**What the task requires:**
Each line from the one that contains "OCR this image." to the end of the material must be set down exactly, and no line before it.

**Listed entries:**
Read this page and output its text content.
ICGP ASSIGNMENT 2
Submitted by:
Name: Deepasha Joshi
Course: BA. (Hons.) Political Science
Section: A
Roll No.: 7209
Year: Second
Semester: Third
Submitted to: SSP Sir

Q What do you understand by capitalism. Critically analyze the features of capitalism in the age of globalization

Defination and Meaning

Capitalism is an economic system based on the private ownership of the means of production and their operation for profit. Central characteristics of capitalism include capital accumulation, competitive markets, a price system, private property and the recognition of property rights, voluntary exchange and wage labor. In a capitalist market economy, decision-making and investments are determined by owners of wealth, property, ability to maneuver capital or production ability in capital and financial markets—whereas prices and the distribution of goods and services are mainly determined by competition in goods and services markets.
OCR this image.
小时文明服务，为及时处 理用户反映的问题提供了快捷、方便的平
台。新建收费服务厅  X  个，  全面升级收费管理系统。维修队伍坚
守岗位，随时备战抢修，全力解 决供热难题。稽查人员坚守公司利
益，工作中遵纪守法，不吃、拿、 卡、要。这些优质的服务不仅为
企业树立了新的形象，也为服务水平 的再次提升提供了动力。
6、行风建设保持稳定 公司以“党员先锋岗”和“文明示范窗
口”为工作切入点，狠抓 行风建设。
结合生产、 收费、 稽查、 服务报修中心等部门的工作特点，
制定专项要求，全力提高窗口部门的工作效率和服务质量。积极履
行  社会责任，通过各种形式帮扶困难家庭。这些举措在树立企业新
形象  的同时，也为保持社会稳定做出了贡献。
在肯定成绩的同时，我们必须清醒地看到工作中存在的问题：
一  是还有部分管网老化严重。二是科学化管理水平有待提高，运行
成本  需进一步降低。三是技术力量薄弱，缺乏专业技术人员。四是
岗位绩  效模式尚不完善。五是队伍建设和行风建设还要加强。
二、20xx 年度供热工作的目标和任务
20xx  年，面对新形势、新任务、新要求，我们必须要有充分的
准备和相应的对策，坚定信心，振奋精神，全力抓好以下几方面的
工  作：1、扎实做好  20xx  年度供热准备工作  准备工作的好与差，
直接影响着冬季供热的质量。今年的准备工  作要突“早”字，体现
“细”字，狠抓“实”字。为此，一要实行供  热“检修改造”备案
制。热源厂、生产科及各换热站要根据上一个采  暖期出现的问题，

**Result of the exercise:**
OCR this image.
小时文明服务，为及时处 理用户反映的问题提供了快捷、方便的平
台。新建收费服务厅  X  个，  全面升级收费管理系统。维修队伍坚
守岗位，随时备战抢修，全力解 决供热难题。稽查人员坚守公司利
益，工作中遵纪守法，不吃、拿、 卡、要。这些优质的服务不仅为
企业树立了新的形象，也为服务水平 的再次提升提供了动力。
6、行风建设保持稳定 公司以“党员先锋岗”和“文明示范窗
口”为工作切入点，狠抓 行风建设。
结合生产、 收费、 稽查、 服务报修中心等部门的工作特点，
制定专项要求，全力提高窗口部门的工作效率和服务质量。积极履
行  社会责任，通过各种形式帮扶困难家庭。这些举措在树立企业新
形象  的同时，也为保持社会稳定做出了贡献。
在肯定成绩的同时，我们必须清醒地看到工作中存在的问题：
一  是还有部分管网老化严重。二是科学化管理水平有待提高，运行
成本  需进一步降低。三是技术力量薄弱，缺乏专业技术人员。四是
岗位绩  效模式尚不完善。五是队伍建设和行风建设还要加强。
二、20xx 年度供热工作的目标和任务
20xx  年，面对新形势、新任务、新要求，我们必须要有充分的
准备和相应的对策，坚定信心，振奋精神，全力抓好以下几方面的
工  作：1、扎实做好  20xx  年度供热准备工作  准备工作的好与差，
直接影响着冬季供热的质量。今年的准备工  作要突“早”字，体现
“细”字，狠抓“实”字。为此，一要实行供  热“检修改造”备案
制。热源厂、生产科及各换热站要根据上一个采  暖期出现的问题，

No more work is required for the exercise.